WHAT YOU HAVE TO DO —
Identify every line in the records below that contains the word "法人行政处罚信息表", and reproduce each one.

EXTRACTED INFORMATION —
** Begin **

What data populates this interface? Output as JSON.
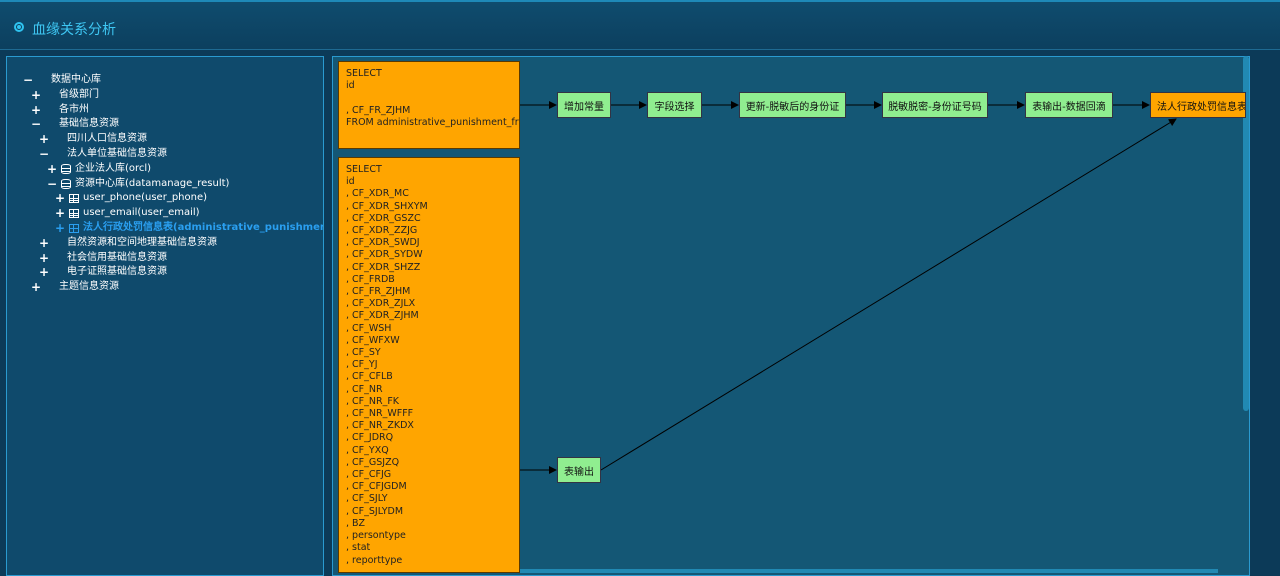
{
  "header": {
    "title": "血缘关系分析"
  },
  "tree": [
    {
      "label": "数据中心库",
      "toggle": "−",
      "icon": "grid",
      "level": 0
    },
    {
      "label": "省级部门",
      "toggle": "+",
      "icon": "grid",
      "level": 1
    },
    {
      "label": "各市州",
      "toggle": "+",
      "icon": "grid",
      "level": 1
    },
    {
      "label": "基础信息资源",
      "toggle": "−",
      "icon": "grid",
      "level": 1
    },
    {
      "label": "四川人口信息资源",
      "toggle": "+",
      "icon": "grid",
      "level": 2
    },
    {
      "label": "法人单位基础信息资源",
      "toggle": "−",
      "icon": "grid",
      "level": 2
    },
    {
      "label": "企业法人库(orcl)",
      "toggle": "+",
      "icon": "db",
      "level": 3
    },
    {
      "label": "资源中心库(datamanage_result)",
      "toggle": "−",
      "icon": "db",
      "level": 3
    },
    {
      "label": "user_phone(user_phone)",
      "toggle": "+",
      "icon": "table",
      "level": 4
    },
    {
      "label": "user_email(user_email)",
      "toggle": "+",
      "icon": "table",
      "level": 4
    },
    {
      "label": "法人行政处罚信息表(administrative_punishment",
      "toggle": "+",
      "icon": "table",
      "level": 4,
      "selected": true
    },
    {
      "label": "自然资源和空间地理基础信息资源",
      "toggle": "+",
      "icon": "grid",
      "level": 2
    },
    {
      "label": "社会信用基础信息资源",
      "toggle": "+",
      "icon": "grid",
      "level": 2
    },
    {
      "label": "电子证照基础信息资源",
      "toggle": "+",
      "icon": "grid",
      "level": 2
    },
    {
      "label": "主题信息资源",
      "toggle": "+",
      "icon": "grid",
      "level": 1
    }
  ],
  "flow": {
    "sql1": "SELECT\nid\n\n, CF_FR_ZJHM\nFROM administrative_punishment_fr",
    "sql2": "SELECT\nid\n, CF_XDR_MC\n, CF_XDR_SHXYM\n, CF_XDR_GSZC\n, CF_XDR_ZZJG\n, CF_XDR_SWDJ\n, CF_XDR_SYDW\n, CF_XDR_SHZZ\n, CF_FRDB\n, CF_FR_ZJHM\n, CF_XDR_ZJLX\n, CF_XDR_ZJHM\n, CF_WSH\n, CF_WFXW\n, CF_SY\n, CF_YJ\n, CF_CFLB\n, CF_NR\n, CF_NR_FK\n, CF_NR_WFFF\n, CF_NR_ZKDX\n, CF_JDRQ\n, CF_YXQ\n, CF_GSJZQ\n, CF_CFJG\n, CF_CFJGDM\n, CF_SJLY\n, CF_SJLYDM\n, BZ\n, persontype\n, stat\n, reporttype",
    "steps": [
      "增加常量",
      "字段选择",
      "更新-脱敏后的身份证",
      "脱敏脱密-身份证号码",
      "表输出-数据回滴"
    ],
    "output2": "表输出",
    "target": "法人行政处罚信息表"
  },
  "colors": {
    "accent": "#3ec6f2",
    "sql_box": "#ffa500",
    "step_box": "#90ee90",
    "selected": "#2a9ff0"
  }
}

** End **

TASK RESULT —
      "label": "法人行政处罚信息表(administrative_punishment",
    "target": "法人行政处罚信息表"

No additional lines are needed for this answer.